## [Objective]
Go through the records line by line and work out how many lines hold the word "needed". Answer with the number only.

## [Records for this exercise]

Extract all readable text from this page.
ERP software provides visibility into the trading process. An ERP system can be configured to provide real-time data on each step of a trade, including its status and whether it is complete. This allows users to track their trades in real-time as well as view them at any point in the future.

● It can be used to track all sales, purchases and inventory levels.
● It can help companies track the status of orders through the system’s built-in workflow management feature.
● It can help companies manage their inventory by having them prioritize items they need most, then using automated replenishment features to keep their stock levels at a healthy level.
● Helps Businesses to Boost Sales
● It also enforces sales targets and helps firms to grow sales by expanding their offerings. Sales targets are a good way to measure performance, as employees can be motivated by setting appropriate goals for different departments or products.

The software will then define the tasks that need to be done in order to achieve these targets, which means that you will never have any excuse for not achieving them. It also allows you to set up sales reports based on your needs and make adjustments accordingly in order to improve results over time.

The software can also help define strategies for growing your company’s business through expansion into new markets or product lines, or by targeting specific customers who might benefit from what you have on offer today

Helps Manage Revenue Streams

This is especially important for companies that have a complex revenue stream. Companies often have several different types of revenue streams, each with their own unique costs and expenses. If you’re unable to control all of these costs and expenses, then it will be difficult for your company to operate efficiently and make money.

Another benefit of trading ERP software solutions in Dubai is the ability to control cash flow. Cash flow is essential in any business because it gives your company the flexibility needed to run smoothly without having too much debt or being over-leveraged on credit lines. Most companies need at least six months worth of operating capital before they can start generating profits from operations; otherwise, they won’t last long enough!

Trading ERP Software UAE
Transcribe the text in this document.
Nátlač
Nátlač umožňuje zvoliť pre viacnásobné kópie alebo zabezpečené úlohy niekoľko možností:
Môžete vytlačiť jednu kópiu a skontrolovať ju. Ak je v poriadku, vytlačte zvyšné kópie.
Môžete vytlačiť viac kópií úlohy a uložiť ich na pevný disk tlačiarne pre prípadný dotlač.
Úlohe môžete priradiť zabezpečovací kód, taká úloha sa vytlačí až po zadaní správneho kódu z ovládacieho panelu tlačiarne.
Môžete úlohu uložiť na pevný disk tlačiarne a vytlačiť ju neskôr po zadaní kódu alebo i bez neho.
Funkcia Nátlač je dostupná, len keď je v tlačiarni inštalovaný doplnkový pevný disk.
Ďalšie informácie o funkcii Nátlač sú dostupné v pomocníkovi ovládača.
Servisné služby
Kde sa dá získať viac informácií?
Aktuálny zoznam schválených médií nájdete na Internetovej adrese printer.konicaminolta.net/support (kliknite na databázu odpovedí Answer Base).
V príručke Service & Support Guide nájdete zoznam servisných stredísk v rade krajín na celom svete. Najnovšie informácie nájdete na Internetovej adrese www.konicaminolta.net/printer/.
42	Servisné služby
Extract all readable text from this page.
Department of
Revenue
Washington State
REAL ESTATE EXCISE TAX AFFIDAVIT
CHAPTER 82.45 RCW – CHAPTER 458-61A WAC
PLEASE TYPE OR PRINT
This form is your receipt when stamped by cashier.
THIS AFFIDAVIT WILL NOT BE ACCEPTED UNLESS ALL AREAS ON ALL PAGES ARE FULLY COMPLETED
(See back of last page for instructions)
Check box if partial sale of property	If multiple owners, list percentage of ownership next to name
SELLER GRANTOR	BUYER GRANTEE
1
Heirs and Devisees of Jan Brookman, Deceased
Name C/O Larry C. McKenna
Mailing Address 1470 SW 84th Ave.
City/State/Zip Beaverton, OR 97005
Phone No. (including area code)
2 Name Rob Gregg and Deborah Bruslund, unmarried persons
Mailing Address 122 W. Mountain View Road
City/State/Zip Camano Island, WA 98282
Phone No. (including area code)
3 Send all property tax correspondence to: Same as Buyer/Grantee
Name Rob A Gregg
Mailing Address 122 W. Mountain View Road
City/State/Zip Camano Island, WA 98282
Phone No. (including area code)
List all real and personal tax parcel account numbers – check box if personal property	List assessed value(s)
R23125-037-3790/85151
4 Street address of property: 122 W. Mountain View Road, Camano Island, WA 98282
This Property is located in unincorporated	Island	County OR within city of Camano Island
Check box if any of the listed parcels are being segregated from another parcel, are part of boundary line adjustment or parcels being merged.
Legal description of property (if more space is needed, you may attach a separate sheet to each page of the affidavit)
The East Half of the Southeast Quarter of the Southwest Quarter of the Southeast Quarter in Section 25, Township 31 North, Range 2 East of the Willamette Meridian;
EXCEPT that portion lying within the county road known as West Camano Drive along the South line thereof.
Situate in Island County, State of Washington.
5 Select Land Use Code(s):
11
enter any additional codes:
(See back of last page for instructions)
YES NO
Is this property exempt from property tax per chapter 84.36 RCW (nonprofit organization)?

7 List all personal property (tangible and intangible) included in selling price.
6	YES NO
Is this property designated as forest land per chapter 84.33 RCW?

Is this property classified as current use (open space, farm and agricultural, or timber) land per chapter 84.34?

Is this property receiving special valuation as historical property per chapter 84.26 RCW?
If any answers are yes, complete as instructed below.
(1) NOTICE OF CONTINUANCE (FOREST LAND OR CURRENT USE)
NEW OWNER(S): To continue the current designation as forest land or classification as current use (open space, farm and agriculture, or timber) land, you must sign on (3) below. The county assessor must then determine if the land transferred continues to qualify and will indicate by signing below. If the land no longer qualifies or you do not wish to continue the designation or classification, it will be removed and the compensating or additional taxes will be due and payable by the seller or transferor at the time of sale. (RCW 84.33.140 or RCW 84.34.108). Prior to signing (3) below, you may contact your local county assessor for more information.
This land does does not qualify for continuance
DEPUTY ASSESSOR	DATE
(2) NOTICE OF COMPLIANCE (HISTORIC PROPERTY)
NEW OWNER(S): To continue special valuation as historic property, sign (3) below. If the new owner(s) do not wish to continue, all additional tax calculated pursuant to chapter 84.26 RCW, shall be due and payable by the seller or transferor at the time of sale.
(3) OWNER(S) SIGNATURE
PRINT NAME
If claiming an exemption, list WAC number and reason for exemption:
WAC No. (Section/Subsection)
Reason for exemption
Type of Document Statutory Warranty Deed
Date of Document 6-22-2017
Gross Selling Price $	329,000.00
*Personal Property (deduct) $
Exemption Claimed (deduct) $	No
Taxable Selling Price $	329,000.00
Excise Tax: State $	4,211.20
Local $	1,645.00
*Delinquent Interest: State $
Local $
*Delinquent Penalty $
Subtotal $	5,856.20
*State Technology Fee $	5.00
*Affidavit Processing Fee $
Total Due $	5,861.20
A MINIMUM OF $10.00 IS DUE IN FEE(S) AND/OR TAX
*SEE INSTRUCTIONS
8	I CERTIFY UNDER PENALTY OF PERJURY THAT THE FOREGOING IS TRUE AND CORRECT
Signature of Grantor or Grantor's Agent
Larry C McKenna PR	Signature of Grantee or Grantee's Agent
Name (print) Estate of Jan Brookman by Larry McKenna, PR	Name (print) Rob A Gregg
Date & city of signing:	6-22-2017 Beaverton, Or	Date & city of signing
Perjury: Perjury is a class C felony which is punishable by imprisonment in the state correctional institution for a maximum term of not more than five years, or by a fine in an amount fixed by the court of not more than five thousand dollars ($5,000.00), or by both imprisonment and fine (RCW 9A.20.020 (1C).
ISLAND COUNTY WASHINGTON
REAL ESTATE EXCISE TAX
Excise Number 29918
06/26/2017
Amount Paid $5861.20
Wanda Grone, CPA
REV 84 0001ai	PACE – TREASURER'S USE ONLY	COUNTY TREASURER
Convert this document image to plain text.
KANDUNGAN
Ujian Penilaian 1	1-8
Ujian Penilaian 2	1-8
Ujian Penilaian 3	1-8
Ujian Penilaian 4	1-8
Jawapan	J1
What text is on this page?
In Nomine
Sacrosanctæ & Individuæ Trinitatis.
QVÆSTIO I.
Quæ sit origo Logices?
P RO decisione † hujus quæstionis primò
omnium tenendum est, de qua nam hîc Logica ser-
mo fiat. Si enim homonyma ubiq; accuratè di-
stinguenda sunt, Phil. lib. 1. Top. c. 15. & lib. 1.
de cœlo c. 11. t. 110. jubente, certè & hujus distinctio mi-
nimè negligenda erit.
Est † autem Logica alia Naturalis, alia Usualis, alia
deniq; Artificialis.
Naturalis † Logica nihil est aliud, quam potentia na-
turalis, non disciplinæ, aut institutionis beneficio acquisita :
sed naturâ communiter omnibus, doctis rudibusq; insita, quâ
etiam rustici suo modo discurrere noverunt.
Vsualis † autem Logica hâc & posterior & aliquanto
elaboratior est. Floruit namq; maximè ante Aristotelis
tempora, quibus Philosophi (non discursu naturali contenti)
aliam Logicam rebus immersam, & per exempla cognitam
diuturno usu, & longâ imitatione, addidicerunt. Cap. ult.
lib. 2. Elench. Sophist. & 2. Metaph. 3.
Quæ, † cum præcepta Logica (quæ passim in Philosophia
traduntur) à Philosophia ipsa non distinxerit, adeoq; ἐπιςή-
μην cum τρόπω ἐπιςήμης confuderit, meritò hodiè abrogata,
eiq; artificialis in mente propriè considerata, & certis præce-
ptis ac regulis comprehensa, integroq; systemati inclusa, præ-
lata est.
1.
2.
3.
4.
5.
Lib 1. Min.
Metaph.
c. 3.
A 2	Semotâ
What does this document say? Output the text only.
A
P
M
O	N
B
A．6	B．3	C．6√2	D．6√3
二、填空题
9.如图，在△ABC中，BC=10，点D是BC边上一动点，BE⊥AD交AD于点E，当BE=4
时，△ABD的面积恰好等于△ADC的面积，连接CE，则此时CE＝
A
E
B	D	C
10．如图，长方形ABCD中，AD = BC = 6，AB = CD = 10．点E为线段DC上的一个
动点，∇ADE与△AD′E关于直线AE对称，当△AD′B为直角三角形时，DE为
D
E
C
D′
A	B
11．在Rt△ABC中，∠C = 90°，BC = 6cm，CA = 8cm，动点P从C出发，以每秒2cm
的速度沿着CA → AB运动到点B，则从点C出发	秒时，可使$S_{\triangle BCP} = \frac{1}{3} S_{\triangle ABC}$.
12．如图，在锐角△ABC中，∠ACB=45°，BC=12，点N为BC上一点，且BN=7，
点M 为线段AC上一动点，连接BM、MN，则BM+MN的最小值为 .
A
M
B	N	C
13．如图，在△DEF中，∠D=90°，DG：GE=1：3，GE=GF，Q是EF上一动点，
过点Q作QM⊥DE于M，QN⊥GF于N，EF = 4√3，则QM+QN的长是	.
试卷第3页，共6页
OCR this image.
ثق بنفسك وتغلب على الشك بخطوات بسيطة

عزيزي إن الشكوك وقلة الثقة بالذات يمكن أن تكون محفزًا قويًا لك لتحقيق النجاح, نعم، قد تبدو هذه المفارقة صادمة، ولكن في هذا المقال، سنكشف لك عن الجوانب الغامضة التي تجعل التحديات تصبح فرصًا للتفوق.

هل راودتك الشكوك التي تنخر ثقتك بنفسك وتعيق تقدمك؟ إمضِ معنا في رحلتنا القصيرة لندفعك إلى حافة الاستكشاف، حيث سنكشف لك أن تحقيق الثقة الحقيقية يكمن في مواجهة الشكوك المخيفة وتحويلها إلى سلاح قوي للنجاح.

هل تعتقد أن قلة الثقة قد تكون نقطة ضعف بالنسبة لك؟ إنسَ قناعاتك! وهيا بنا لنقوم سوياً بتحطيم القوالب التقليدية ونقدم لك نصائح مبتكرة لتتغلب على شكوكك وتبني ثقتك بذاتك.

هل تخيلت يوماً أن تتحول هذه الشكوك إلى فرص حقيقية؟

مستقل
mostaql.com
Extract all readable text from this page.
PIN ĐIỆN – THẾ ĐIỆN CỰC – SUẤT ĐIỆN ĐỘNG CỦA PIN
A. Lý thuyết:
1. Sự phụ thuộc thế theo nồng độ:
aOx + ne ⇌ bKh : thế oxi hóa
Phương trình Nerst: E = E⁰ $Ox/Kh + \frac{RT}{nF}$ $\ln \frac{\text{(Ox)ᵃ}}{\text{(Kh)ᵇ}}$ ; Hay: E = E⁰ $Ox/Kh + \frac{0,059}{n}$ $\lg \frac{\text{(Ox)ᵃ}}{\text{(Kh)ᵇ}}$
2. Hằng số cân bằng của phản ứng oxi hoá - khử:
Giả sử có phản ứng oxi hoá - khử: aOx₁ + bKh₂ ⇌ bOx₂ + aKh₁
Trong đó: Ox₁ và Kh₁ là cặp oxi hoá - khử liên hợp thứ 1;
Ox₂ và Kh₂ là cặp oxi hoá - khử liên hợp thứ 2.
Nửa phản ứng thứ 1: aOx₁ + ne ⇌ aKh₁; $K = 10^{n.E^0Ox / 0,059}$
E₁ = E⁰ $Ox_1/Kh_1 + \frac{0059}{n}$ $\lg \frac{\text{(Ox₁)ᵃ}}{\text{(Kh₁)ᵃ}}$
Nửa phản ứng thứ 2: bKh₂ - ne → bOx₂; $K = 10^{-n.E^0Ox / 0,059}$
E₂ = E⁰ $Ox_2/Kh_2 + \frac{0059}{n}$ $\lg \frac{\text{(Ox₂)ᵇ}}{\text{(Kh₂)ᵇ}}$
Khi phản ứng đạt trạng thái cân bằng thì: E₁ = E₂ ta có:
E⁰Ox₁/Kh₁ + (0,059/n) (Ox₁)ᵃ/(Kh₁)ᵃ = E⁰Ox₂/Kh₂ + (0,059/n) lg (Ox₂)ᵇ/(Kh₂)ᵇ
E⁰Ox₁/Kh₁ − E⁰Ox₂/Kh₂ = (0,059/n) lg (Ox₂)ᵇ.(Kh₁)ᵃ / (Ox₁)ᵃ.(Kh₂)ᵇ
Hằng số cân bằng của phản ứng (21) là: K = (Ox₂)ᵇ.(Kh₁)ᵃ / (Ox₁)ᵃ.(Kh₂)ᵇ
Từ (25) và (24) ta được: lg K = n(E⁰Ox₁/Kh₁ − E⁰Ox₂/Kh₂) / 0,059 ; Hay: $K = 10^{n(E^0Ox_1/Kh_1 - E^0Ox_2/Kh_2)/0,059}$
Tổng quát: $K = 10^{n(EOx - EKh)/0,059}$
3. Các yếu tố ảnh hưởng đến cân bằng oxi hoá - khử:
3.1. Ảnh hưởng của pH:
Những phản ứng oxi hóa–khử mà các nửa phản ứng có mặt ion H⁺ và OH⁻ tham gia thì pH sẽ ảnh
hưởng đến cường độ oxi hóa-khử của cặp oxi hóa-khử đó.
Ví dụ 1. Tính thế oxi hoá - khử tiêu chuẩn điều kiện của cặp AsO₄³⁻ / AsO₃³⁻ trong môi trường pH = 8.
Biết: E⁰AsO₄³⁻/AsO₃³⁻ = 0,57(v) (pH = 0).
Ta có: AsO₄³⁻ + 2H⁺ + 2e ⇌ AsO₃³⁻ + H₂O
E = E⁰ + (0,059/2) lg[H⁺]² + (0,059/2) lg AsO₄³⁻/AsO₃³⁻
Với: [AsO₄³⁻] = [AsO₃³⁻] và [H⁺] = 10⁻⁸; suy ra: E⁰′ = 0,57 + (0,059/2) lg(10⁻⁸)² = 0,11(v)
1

## [Written answer]
2